WHAT TO DO:
Pictures stay out; everything else in the records below is copied exactly.

RECORDS PROVIDED:
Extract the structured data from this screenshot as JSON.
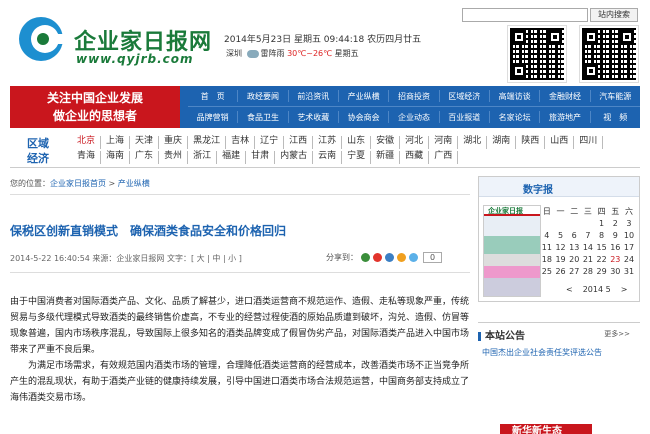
{
  "header": {
    "logo_title": "企业家日报网",
    "logo_url": "www.qyjrb.com",
    "date_line": "2014年5月23日 星期五 09:44:18 农历四月廿五",
    "weather_city": "深圳",
    "weather_desc": "雷阵雨",
    "weather_temp": "30℃~26℃",
    "weather_day": "星期五",
    "search_placeholder": "",
    "search_button": "站内搜索"
  },
  "nav": {
    "slogan_line1": "关注中国企业发展",
    "slogan_line2": "做企业的思想者",
    "row1": [
      "首　页",
      "政经要闻",
      "前沿资讯",
      "产业纵横",
      "招商投资",
      "区域经济",
      "高端访谈",
      "金融财经",
      "汽车能源"
    ],
    "row2": [
      "品牌营销",
      "食品卫生",
      "艺术收藏",
      "协会商会",
      "企业动态",
      "百业报道",
      "名家论坛",
      "旅游地产",
      "视　频"
    ]
  },
  "region": {
    "label_line1": "区域",
    "label_line2": "经济",
    "row1": [
      "北京",
      "上海",
      "天津",
      "重庆",
      "黑龙江",
      "吉林",
      "辽宁",
      "江西",
      "江苏",
      "山东",
      "安徽",
      "河北",
      "河南",
      "湖北",
      "湖南",
      "陕西",
      "山西",
      "四川"
    ],
    "row2": [
      "青海",
      "海南",
      "广东",
      "贵州",
      "浙江",
      "福建",
      "甘肃",
      "内蒙古",
      "云南",
      "宁夏",
      "新疆",
      "西藏",
      "广西"
    ]
  },
  "breadcrumb": {
    "prefix": "您的位置：",
    "home": "企业家日报首页",
    "sep": " > ",
    "section": "产业纵横"
  },
  "article": {
    "title": "保税区创新直销模式　确保酒类食品安全和价格回归",
    "meta": "2014-5-22 16:40:54 来源：企业家日报网 文字：[ 大 | 中 | 小 ]",
    "share_label": "分享到：",
    "share_count": "0",
    "paragraphs": [
      "由于中国消费者对国际酒类产品、文化、品质了解甚少，进口酒类运营商不规范运作、造假、走私等现象严重，传统贸易与多级代理模式导致酒类的最终销售价虚高，不专业的经营过程使酒的原始品质遭到破坏，沟兑、造假、仿冒等现象普遍，国内市场秩序混乱，导致国际上很多知名的酒类品牌变成了假冒伪劣产品，对国际酒类产品进入中国市场带来了严重不良后果。",
      "为满足市场需求，有效规范国内酒类市场的管理，合理降低酒类运营商的经营成本，改善酒类市场不正当竞争所产生的混乱现状，有助于酒类产业链的健康持续发展，引导中国进口酒类市场合法规范运营，中国商务部支持成立了海伟酒类交易市场。"
    ]
  },
  "sidebar": {
    "paper_title": "数字报",
    "paper_thumb_title": "企业家日报",
    "calendar": {
      "weekdays": [
        "日",
        "一",
        "二",
        "三",
        "四",
        "五",
        "六"
      ],
      "weeks": [
        [
          "",
          "",
          "",
          "",
          "1",
          "2",
          "3"
        ],
        [
          "4",
          "5",
          "6",
          "7",
          "8",
          "9",
          "10"
        ],
        [
          "11",
          "12",
          "13",
          "14",
          "15",
          "16",
          "17"
        ],
        [
          "18",
          "19",
          "20",
          "21",
          "22",
          "23",
          "24"
        ],
        [
          "25",
          "26",
          "27",
          "28",
          "29",
          "30",
          "31"
        ]
      ],
      "highlight_day": "23",
      "prev": "<",
      "year_month": "2014 5",
      "next": ">"
    },
    "notice_title": "本站公告",
    "notice_more": "更多>>",
    "notice_item": "中国杰出企业社会责任奖评选公告",
    "banner_text": "新华新生态"
  },
  "colors": {
    "brand_green": "#1a7a3a",
    "nav_blue": "#1d63b0",
    "slogan_red": "#c9161d"
  }
}
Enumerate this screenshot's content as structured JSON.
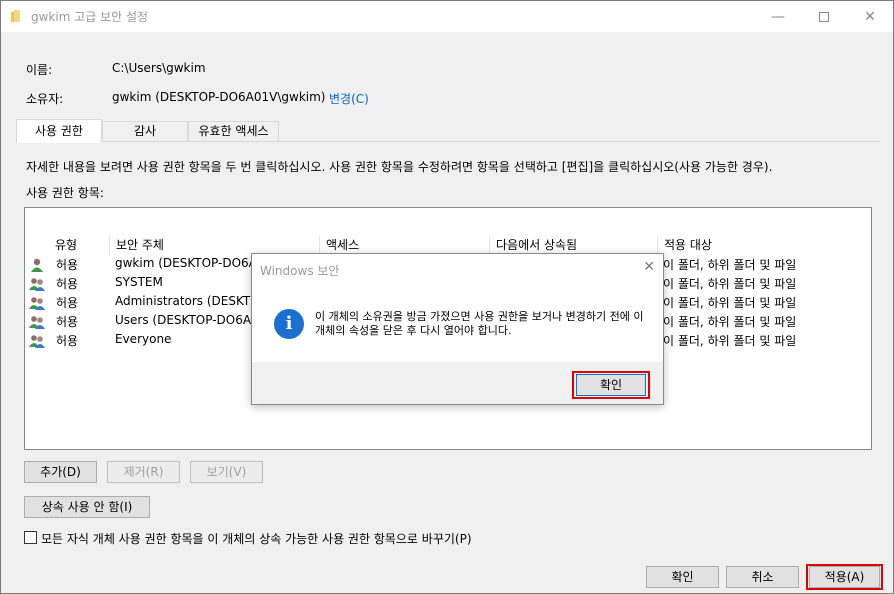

RESULT FOR THIS TASK:
Extract the structured data from this screenshot as JSON.
{
  "header": {
    "logo_title": "企业家日报网",
    "logo_url": "www.qyjrb.com",
    "date_line": "2014年5月23日 星期五 09:44:18 农历四月廿五",
    "weather_city": "深圳",
    "weather_desc": "雷阵雨",
    "weather_temp": "30℃~26℃",
    "weather_day": "星期五",
    "search_placeholder": "",
    "search_button": "站内搜索"
  },
  "nav": {
    "slogan_line1": "关注中国企业发展",
    "slogan_line2": "做企业的思想者",
    "row1": [
      "首　页",
      "政经要闻",
      "前沿资讯",
      "产业纵横",
      "招商投资",
      "区域经济",
      "高端访谈",
      "金融财经",
      "汽车能源"
    ],
    "row2": [
      "品牌营销",
      "食品卫生",
      "艺术收藏",
      "协会商会",
      "企业动态",
      "百业报道",
      "名家论坛",
      "旅游地产",
      "视　频"
    ]
  },
  "region": {
    "label_line1": "区域",
    "label_line2": "经济",
    "row1": [
      "北京",
      "上海",
      "天津",
      "重庆",
      "黑龙江",
      "吉林",
      "辽宁",
      "江西",
      "江苏",
      "山东",
      "安徽",
      "河北",
      "河南",
      "湖北",
      "湖南",
      "陕西",
      "山西",
      "四川"
    ],
    "row2": [
      "青海",
      "海南",
      "广东",
      "贵州",
      "浙江",
      "福建",
      "甘肃",
      "内蒙古",
      "云南",
      "宁夏",
      "新疆",
      "西藏",
      "广西"
    ]
  },
  "breadcrumb": {
    "prefix": "您的位置：",
    "home": "企业家日报首页",
    "sep": " > ",
    "section": "产业纵横"
  },
  "article": {
    "title": "保税区创新直销模式　确保酒类食品安全和价格回归",
    "meta": "2014-5-22 16:40:54 来源：企业家日报网 文字：[ 大 | 中 | 小 ]",
    "share_label": "分享到：",
    "share_count": "0",
    "paragraphs": [
      "由于中国消费者对国际酒类产品、文化、品质了解甚少，进口酒类运营商不规范运作、造假、走私等现象严重，传统贸易与多级代理模式导致酒类的最终销售价虚高，不专业的经营过程使酒的原始品质遭到破坏，沟兑、造假、仿冒等现象普遍，国内市场秩序混乱，导致国际上很多知名的酒类品牌变成了假冒伪劣产品，对国际酒类产品进入中国市场带来了严重不良后果。",
      "为满足市场需求，有效规范国内酒类市场的管理，合理降低酒类运营商的经营成本，改善酒类市场不正当竞争所产生的混乱现状，有助于酒类产业链的健康持续发展，引导中国进口酒类市场合法规范运营，中国商务部支持成立了海伟酒类交易市场。"
    ]
  },
  "sidebar": {
    "paper_title": "数字报",
    "paper_thumb_title": "企业家日报",
    "calendar": {
      "weekdays": [
        "日",
        "一",
        "二",
        "三",
        "四",
        "五",
        "六"
      ],
      "weeks": [
        [
          "",
          "",
          "",
          "",
          "1",
          "2",
          "3"
        ],
        [
          "4",
          "5",
          "6",
          "7",
          "8",
          "9",
          "10"
        ],
        [
          "11",
          "12",
          "13",
          "14",
          "15",
          "16",
          "17"
        ],
        [
          "18",
          "19",
          "20",
          "21",
          "22",
          "23",
          "24"
        ],
        [
          "25",
          "26",
          "27",
          "28",
          "29",
          "30",
          "31"
        ]
      ],
      "highlight_day": "23",
      "prev": "<",
      "year_month": "2014 5",
      "next": ">"
    },
    "notice_title": "本站公告",
    "notice_more": "更多>>",
    "notice_item": "中国杰出企业社会责任奖评选公告",
    "banner_text": "新华新生态"
  },
  "colors": {
    "brand_green": "#1a7a3a",
    "nav_blue": "#1d63b0",
    "slogan_red": "#c9161d"
  }
}
Enumerate this screenshot's content as structured JSON.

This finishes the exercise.